- _Supplied passage_
--- Start ---

He said that the US Government's efforts to attract more Chinese students would "testify to the strong bonds between our two nations and the importance the United States places on education, young people and future of the two nations."

The latest initiative to this end is the US Electronic Education Fair for China, which will start in Shanghai on Saturday and later move to Beijing and Guangdong.

Twenty years ago, there were only 11,000 Chinese students in the United States, while the figure currently stands at 63,000.

"We expect the number to grow," Gutierrez said.

Before visiting Shanghai, Gutierrez met senior Chinese officials in Beijing, hoping to promote exports to China in order to ease the current trade imbalance.

"We believe increasing exports to China is the best way to close the trade gap between our two countries," he said.

The US trade deficit with China reached a record US$102.2 billion in the first nine months of the year, which added to already strong protectionist sentiment in the United States.

"The best way to prevent protectionism is fair access," he said.

"The United States and China should work together to stem the rise of protectionism in the United States," he said.

"We have a lot to do in the area of trade. We're looking forward to working with the new Congress to get a very aggressive trade agenda."

In another development, Chinese Commerce Ministry spokesman Chong Quan told reporters yesterday that China agrees that the trade imbalance with the United States should be addressed by increasing US exports to China, but expects Washington to relax restrictions on Chinese high-tech exports.

"The Chinese market is an open market. We welcome US products and services to China and we hope the United States could export to China the products we need," said Chong.

--- End ---

- _Exercise tasks_
A. Copy the part of the passage on US-China trade and students starting at "The US trade" and ending at "the United States.".
B. According to the passage on US-China trade and students, how large was the US trade deficit with China in the first nine months of the year?

- _Dataset rows_
--- Start ---

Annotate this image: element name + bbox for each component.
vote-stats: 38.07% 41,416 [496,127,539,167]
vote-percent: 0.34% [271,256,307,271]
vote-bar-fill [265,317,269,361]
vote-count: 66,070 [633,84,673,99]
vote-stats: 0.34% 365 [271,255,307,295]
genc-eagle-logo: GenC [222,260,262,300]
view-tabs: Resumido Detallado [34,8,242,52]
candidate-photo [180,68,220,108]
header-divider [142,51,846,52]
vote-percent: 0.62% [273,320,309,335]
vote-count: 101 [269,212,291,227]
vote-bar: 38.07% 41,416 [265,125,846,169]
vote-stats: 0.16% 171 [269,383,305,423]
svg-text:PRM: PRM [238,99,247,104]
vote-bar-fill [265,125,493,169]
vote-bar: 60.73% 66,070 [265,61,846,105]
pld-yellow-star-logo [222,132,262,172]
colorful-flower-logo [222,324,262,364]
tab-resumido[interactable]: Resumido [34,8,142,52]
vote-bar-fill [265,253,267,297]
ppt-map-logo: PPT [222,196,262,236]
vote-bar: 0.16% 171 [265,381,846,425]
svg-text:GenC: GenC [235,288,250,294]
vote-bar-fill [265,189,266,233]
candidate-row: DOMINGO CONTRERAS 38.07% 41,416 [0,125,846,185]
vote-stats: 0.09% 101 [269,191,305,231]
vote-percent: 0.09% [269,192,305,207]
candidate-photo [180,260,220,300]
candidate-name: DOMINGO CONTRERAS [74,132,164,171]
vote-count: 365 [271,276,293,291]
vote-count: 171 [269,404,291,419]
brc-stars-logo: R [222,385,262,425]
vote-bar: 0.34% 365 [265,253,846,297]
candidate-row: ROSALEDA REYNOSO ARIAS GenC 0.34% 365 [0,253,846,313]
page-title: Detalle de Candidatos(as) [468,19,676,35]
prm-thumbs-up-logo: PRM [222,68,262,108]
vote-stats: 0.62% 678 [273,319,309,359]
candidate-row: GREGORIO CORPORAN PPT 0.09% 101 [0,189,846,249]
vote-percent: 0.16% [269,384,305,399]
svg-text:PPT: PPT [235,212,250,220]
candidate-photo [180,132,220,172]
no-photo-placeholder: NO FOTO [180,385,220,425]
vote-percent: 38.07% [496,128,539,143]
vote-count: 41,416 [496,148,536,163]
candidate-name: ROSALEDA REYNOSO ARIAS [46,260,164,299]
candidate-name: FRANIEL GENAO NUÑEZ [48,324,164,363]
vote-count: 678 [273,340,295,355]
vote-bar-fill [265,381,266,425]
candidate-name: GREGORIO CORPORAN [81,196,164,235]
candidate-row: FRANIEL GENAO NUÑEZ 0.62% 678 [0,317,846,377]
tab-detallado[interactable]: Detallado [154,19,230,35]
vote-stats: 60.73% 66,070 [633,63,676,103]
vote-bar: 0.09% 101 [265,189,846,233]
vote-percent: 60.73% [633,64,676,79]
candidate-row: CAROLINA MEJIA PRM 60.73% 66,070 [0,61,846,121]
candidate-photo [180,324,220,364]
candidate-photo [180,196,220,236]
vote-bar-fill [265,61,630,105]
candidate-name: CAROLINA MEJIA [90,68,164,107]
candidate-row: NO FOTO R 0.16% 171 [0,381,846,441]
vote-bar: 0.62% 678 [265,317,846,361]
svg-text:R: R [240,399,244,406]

--- End ---

- _Task answers_
A.
The US trade deficit with China reached a record US$102.2 billion in the first nine months of the year, which added to already strong protectionist sentiment in the United States.

B. It reached a record US$102.2 billion.